**Material supplied:**
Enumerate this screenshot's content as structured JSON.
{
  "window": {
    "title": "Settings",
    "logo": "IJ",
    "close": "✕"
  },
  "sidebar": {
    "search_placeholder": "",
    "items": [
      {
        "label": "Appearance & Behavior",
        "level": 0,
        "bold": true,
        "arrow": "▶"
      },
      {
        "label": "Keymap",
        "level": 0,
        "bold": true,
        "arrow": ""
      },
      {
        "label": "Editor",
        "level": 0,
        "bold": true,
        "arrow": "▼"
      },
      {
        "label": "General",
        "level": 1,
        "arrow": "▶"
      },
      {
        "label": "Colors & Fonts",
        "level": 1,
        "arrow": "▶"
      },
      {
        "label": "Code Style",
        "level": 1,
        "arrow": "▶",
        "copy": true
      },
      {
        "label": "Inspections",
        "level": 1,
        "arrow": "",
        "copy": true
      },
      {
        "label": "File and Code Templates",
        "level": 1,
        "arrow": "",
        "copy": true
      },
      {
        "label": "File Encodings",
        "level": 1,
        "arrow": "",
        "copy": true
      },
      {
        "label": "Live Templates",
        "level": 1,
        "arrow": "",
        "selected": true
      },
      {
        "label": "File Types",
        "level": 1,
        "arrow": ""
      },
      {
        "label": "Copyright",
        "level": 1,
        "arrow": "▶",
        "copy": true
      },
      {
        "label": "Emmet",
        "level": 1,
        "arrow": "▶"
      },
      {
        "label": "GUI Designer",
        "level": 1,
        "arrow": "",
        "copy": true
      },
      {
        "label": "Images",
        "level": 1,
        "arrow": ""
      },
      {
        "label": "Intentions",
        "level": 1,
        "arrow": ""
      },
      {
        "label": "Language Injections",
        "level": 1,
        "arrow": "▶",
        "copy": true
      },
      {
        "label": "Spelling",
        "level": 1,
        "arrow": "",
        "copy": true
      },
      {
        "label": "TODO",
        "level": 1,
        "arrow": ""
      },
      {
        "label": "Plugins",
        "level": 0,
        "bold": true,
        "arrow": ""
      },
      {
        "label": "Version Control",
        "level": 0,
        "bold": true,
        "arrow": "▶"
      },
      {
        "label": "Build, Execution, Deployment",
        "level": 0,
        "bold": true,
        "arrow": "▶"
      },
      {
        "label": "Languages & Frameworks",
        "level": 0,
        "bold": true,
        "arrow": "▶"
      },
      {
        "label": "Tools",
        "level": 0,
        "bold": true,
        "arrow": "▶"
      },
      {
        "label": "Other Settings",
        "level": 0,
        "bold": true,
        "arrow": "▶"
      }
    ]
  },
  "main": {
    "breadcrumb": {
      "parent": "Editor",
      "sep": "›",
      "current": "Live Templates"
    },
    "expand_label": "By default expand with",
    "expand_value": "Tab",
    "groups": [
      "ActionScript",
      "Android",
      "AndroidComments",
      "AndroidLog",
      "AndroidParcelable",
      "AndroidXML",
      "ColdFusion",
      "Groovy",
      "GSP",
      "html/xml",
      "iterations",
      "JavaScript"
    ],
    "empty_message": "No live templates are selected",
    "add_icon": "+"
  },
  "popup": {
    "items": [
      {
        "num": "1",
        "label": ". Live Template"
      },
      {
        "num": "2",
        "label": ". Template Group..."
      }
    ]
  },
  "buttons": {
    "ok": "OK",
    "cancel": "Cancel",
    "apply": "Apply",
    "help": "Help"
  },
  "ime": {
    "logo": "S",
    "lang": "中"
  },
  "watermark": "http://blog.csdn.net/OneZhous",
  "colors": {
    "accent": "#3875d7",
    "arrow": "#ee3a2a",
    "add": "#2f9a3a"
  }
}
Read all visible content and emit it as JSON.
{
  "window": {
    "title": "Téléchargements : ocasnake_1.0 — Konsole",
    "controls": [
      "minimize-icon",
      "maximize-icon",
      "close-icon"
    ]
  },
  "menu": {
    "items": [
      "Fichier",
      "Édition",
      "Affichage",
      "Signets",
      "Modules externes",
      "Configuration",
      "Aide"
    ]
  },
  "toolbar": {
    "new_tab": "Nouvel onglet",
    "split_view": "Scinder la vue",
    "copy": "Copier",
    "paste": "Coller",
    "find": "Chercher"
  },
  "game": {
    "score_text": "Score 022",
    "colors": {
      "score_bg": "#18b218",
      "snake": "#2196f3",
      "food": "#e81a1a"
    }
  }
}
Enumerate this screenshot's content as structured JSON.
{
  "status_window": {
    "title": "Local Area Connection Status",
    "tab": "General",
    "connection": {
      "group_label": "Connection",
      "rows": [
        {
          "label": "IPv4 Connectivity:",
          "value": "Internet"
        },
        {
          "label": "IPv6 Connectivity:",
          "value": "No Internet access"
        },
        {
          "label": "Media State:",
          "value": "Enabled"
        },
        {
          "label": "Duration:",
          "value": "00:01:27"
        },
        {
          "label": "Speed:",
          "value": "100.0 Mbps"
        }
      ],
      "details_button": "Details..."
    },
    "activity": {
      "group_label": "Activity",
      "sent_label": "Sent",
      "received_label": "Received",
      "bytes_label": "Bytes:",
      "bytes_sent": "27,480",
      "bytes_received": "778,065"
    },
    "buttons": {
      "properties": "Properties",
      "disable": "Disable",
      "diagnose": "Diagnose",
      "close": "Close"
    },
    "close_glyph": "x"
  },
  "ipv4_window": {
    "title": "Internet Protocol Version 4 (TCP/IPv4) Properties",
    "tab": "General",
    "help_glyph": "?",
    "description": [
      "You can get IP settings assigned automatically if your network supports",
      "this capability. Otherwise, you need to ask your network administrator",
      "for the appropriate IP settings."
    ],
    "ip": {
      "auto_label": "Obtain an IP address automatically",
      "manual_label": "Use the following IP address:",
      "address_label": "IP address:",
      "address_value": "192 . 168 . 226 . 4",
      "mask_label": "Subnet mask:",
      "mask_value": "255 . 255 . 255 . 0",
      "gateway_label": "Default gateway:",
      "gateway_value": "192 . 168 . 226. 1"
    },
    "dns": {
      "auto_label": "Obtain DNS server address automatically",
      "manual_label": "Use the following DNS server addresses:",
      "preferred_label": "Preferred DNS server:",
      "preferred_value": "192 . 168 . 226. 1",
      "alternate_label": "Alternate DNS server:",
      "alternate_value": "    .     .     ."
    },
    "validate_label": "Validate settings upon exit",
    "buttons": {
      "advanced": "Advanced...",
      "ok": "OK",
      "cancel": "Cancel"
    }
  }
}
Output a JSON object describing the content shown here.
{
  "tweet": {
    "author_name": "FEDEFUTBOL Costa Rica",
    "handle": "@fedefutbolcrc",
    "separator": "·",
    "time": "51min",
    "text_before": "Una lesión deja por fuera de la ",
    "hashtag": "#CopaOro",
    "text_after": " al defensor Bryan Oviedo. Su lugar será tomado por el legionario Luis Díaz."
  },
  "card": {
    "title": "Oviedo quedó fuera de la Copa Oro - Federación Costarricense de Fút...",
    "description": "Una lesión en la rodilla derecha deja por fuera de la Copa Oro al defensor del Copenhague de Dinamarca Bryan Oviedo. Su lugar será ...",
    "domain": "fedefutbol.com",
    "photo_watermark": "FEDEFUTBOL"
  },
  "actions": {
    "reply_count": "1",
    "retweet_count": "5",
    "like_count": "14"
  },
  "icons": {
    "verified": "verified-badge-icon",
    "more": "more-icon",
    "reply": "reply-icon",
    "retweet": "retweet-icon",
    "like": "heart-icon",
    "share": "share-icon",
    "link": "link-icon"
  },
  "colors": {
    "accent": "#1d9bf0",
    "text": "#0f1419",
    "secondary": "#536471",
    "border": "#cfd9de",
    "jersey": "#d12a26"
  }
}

**Your instructions:** Repeat the data in its entirety, character for character.

**Finished answer:**
Enumerate this screenshot's content as structured JSON.
{
  "window": {
    "title": "Settings",
    "logo": "IJ",
    "close": "✕"
  },
  "sidebar": {
    "search_placeholder": "",
    "items": [
      {
        "label": "Appearance & Behavior",
        "level": 0,
        "bold": true,
        "arrow": "▶"
      },
      {
        "label": "Keymap",
        "level": 0,
        "bold": true,
        "arrow": ""
      },
      {
        "label": "Editor",
        "level": 0,
        "bold": true,
        "arrow": "▼"
      },
      {
        "label": "General",
        "level": 1,
        "arrow": "▶"
      },
      {
        "label": "Colors & Fonts",
        "level": 1,
        "arrow": "▶"
      },
      {
        "label": "Code Style",
        "level": 1,
        "arrow": "▶",
        "copy": true
      },
      {
        "label": "Inspections",
        "level": 1,
        "arrow": "",
        "copy": true
      },
      {
        "label": "File and Code Templates",
        "level": 1,
        "arrow": "",
        "copy": true
      },
      {
        "label": "File Encodings",
        "level": 1,
        "arrow": "",
        "copy": true
      },
      {
        "label": "Live Templates",
        "level": 1,
        "arrow": "",
        "selected": true
      },
      {
        "label": "File Types",
        "level": 1,
        "arrow": ""
      },
      {
        "label": "Copyright",
        "level": 1,
        "arrow": "▶",
        "copy": true
      },
      {
        "label": "Emmet",
        "level": 1,
        "arrow": "▶"
      },
      {
        "label": "GUI Designer",
        "level": 1,
        "arrow": "",
        "copy": true
      },
      {
        "label": "Images",
        "level": 1,
        "arrow": ""
      },
      {
        "label": "Intentions",
        "level": 1,
        "arrow": ""
      },
      {
        "label": "Language Injections",
        "level": 1,
        "arrow": "▶",
        "copy": true
      },
      {
        "label": "Spelling",
        "level": 1,
        "arrow": "",
        "copy": true
      },
      {
        "label": "TODO",
        "level": 1,
        "arrow": ""
      },
      {
        "label": "Plugins",
        "level": 0,
        "bold": true,
        "arrow": ""
      },
      {
        "label": "Version Control",
        "level": 0,
        "bold": true,
        "arrow": "▶"
      },
      {
        "label": "Build, Execution, Deployment",
        "level": 0,
        "bold": true,
        "arrow": "▶"
      },
      {
        "label": "Languages & Frameworks",
        "level": 0,
        "bold": true,
        "arrow": "▶"
      },
      {
        "label": "Tools",
        "level": 0,
        "bold": true,
        "arrow": "▶"
      },
      {
        "label": "Other Settings",
        "level": 0,
        "bold": true,
        "arrow": "▶"
      }
    ]
  },
  "main": {
    "breadcrumb": {
      "parent": "Editor",
      "sep": "›",
      "current": "Live Templates"
    },
    "expand_label": "By default expand with",
    "expand_value": "Tab",
    "groups": [
      "ActionScript",
      "Android",
      "AndroidComments",
      "AndroidLog",
      "AndroidParcelable",
      "AndroidXML",
      "ColdFusion",
      "Groovy",
      "GSP",
      "html/xml",
      "iterations",
      "JavaScript"
    ],
    "empty_message": "No live templates are selected",
    "add_icon": "+"
  },
  "popup": {
    "items": [
      {
        "num": "1",
        "label": ". Live Template"
      },
      {
        "num": "2",
        "label": ". Template Group..."
      }
    ]
  },
  "buttons": {
    "ok": "OK",
    "cancel": "Cancel",
    "apply": "Apply",
    "help": "Help"
  },
  "ime": {
    "logo": "S",
    "lang": "中"
  },
  "watermark": "http://blog.csdn.net/OneZhous",
  "colors": {
    "accent": "#3875d7",
    "arrow": "#ee3a2a",
    "add": "#2f9a3a"
  }
}
Read all visible content and emit it as JSON.
{
  "window": {
    "title": "Téléchargements : ocasnake_1.0 — Konsole",
    "controls": [
      "minimize-icon",
      "maximize-icon",
      "close-icon"
    ]
  },
  "menu": {
    "items": [
      "Fichier",
      "Édition",
      "Affichage",
      "Signets",
      "Modules externes",
      "Configuration",
      "Aide"
    ]
  },
  "toolbar": {
    "new_tab": "Nouvel onglet",
    "split_view": "Scinder la vue",
    "copy": "Copier",
    "paste": "Coller",
    "find": "Chercher"
  },
  "game": {
    "score_text": "Score 022",
    "colors": {
      "score_bg": "#18b218",
      "snake": "#2196f3",
      "food": "#e81a1a"
    }
  }
}
Enumerate this screenshot's content as structured JSON.
{
  "status_window": {
    "title": "Local Area Connection Status",
    "tab": "General",
    "connection": {
      "group_label": "Connection",
      "rows": [
        {
          "label": "IPv4 Connectivity:",
          "value": "Internet"
        },
        {
          "label": "IPv6 Connectivity:",
          "value": "No Internet access"
        },
        {
          "label": "Media State:",
          "value": "Enabled"
        },
        {
          "label": "Duration:",
          "value": "00:01:27"
        },
        {
          "label": "Speed:",
          "value": "100.0 Mbps"
        }
      ],
      "details_button": "Details..."
    },
    "activity": {
      "group_label": "Activity",
      "sent_label": "Sent",
      "received_label": "Received",
      "bytes_label": "Bytes:",
      "bytes_sent": "27,480",
      "bytes_received": "778,065"
    },
    "buttons": {
      "properties": "Properties",
      "disable": "Disable",
      "diagnose": "Diagnose",
      "close": "Close"
    },
    "close_glyph": "x"
  },
  "ipv4_window": {
    "title": "Internet Protocol Version 4 (TCP/IPv4) Properties",
    "tab": "General",
    "help_glyph": "?",
    "description": [
      "You can get IP settings assigned automatically if your network supports",
      "this capability. Otherwise, you need to ask your network administrator",
      "for the appropriate IP settings."
    ],
    "ip": {
      "auto_label": "Obtain an IP address automatically",
      "manual_label": "Use the following IP address:",
      "address_label": "IP address:",
      "address_value": "192 . 168 . 226 . 4",
      "mask_label": "Subnet mask:",
      "mask_value": "255 . 255 . 255 . 0",
      "gateway_label": "Default gateway:",
      "gateway_value": "192 . 168 . 226. 1"
    },
    "dns": {
      "auto_label": "Obtain DNS server address automatically",
      "manual_label": "Use the following DNS server addresses:",
      "preferred_label": "Preferred DNS server:",
      "preferred_value": "192 . 168 . 226. 1",
      "alternate_label": "Alternate DNS server:",
      "alternate_value": "    .     .     ."
    },
    "validate_label": "Validate settings upon exit",
    "buttons": {
      "advanced": "Advanced...",
      "ok": "OK",
      "cancel": "Cancel"
    }
  }
}
Output a JSON object describing the content shown here.
{
  "tweet": {
    "author_name": "FEDEFUTBOL Costa Rica",
    "handle": "@fedefutbolcrc",
    "separator": "·",
    "time": "51min",
    "text_before": "Una lesión deja por fuera de la ",
    "hashtag": "#CopaOro",
    "text_after": " al defensor Bryan Oviedo. Su lugar será tomado por el legionario Luis Díaz."
  },
  "card": {
    "title": "Oviedo quedó fuera de la Copa Oro - Federación Costarricense de Fút...",
    "description": "Una lesión en la rodilla derecha deja por fuera de la Copa Oro al defensor del Copenhague de Dinamarca Bryan Oviedo. Su lugar será ...",
    "domain": "fedefutbol.com",
    "photo_watermark": "FEDEFUTBOL"
  },
  "actions": {
    "reply_count": "1",
    "retweet_count": "5",
    "like_count": "14"
  },
  "icons": {
    "verified": "verified-badge-icon",
    "more": "more-icon",
    "reply": "reply-icon",
    "retweet": "retweet-icon",
    "like": "heart-icon",
    "share": "share-icon",
    "link": "link-icon"
  },
  "colors": {
    "accent": "#1d9bf0",
    "text": "#0f1419",
    "secondary": "#536471",
    "border": "#cfd9de",
    "jersey": "#d12a26"
  }
}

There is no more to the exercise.